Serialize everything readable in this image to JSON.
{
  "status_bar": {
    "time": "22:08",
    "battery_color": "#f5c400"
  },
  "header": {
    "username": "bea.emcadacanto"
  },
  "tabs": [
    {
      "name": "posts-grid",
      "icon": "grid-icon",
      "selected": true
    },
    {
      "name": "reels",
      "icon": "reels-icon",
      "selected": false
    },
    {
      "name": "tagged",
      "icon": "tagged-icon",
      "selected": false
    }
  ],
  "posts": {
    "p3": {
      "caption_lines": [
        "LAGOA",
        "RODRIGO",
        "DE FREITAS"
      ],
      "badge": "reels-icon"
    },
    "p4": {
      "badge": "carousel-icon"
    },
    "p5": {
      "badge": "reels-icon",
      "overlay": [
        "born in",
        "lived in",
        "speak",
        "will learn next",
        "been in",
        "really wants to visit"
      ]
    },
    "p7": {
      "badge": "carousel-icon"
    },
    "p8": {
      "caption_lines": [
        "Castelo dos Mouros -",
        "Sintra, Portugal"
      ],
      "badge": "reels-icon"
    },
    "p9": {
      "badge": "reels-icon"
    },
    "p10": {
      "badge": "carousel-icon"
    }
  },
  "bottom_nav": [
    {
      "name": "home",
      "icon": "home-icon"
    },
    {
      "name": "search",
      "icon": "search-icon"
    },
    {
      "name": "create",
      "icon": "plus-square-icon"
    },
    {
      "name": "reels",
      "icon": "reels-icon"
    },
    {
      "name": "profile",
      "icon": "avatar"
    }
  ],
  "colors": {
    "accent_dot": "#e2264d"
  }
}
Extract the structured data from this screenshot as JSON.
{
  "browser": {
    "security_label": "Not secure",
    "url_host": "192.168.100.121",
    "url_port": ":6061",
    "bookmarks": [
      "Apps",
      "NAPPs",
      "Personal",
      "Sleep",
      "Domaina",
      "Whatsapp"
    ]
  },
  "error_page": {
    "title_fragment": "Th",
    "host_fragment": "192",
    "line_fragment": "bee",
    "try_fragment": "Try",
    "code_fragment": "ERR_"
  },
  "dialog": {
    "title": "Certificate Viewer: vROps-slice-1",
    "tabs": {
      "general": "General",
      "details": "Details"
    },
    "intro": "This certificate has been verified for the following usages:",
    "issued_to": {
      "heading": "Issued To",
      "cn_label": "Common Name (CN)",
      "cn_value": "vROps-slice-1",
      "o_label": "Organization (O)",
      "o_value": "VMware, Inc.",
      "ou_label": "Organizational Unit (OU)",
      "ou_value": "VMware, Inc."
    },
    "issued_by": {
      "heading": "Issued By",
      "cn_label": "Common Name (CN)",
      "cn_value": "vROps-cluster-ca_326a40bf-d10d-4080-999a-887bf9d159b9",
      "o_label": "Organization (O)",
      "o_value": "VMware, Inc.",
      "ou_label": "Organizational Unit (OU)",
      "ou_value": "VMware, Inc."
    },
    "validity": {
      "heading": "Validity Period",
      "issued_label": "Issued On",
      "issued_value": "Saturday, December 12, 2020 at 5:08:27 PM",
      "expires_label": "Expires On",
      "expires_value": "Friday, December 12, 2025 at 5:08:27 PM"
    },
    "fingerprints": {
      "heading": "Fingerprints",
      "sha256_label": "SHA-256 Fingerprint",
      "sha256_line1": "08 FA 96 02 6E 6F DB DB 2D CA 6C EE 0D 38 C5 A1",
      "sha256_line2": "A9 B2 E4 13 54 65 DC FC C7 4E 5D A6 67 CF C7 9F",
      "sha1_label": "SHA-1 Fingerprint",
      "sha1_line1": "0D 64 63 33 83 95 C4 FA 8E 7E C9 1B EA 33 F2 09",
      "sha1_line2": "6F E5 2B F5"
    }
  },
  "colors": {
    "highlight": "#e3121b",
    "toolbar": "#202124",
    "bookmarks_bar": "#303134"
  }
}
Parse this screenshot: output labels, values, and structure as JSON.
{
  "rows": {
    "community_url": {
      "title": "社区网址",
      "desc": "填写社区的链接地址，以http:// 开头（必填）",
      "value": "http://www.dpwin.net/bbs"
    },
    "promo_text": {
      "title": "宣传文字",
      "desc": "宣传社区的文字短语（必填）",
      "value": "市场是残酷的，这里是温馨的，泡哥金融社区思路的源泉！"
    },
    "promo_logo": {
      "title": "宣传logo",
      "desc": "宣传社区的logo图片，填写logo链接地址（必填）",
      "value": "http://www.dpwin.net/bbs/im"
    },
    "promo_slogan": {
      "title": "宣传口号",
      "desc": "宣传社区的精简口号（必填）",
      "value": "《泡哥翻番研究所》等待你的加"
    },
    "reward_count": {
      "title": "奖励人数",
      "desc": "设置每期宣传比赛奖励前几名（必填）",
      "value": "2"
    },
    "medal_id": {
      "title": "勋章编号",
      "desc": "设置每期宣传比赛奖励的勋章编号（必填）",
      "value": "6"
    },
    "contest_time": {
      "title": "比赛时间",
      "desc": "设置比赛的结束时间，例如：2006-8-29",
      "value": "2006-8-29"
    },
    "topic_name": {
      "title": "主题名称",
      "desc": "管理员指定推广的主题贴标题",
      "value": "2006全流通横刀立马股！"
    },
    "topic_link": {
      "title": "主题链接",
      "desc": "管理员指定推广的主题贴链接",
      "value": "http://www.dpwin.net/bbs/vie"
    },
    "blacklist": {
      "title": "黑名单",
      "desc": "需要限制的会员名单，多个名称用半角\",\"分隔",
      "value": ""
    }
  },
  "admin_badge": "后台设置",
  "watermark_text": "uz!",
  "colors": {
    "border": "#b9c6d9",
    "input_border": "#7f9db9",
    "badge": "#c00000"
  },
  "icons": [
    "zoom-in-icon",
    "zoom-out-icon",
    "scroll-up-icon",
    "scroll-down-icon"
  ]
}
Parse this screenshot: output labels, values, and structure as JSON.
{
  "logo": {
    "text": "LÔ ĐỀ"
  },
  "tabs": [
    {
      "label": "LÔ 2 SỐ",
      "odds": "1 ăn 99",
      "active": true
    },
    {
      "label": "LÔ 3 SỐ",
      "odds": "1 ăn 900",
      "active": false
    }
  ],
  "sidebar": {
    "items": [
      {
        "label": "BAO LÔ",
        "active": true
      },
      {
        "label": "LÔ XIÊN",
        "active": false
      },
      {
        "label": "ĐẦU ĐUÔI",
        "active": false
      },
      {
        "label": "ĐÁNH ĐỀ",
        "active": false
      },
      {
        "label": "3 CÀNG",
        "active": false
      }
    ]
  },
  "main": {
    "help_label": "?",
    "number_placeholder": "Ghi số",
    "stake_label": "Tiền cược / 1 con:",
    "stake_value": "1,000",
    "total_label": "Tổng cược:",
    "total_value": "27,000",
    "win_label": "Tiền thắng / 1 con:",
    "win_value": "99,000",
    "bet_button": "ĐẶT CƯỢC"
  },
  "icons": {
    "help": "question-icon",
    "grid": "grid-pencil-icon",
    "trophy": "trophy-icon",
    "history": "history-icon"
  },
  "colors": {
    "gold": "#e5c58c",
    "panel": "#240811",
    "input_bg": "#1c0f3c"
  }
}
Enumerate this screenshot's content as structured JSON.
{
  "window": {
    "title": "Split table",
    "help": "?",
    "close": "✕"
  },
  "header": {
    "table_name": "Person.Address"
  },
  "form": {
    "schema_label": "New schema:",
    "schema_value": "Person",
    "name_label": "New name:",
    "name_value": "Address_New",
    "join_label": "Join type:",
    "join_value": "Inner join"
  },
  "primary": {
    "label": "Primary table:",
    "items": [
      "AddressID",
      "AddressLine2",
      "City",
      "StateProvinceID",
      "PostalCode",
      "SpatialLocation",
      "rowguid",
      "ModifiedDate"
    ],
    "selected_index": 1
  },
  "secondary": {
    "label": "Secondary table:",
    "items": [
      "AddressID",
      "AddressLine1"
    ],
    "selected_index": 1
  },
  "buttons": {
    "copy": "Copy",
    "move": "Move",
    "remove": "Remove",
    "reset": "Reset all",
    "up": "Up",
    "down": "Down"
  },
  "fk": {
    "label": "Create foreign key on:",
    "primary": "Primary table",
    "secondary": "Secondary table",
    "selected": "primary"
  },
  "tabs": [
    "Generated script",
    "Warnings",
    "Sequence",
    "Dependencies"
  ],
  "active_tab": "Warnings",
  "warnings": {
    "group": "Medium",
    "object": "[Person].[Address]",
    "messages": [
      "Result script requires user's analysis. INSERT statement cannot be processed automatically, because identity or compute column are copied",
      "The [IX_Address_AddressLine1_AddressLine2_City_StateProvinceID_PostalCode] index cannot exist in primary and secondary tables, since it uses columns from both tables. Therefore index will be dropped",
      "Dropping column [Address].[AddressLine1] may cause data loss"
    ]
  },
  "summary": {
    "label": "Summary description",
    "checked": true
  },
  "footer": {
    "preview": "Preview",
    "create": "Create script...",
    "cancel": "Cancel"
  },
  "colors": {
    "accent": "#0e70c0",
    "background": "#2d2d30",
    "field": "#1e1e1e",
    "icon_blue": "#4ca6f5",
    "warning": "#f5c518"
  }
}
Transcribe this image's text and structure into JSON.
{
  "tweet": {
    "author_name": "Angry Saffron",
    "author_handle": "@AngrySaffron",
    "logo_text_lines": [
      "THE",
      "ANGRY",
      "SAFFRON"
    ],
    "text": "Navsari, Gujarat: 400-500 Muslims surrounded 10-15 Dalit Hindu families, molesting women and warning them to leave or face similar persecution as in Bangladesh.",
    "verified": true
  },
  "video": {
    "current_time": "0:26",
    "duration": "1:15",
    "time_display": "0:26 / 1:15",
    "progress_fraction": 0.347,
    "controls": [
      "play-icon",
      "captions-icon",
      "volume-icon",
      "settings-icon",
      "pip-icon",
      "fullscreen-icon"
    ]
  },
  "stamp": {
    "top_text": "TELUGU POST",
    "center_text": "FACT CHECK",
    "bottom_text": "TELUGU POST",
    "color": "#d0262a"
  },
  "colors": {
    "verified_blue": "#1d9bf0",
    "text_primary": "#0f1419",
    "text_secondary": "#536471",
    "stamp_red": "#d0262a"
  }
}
....
Short task = Report all lines of the material that contain the word "image".

Task response =
Serialize everything readable in this image to JSON.
Transcribe this image's text and structure into JSON.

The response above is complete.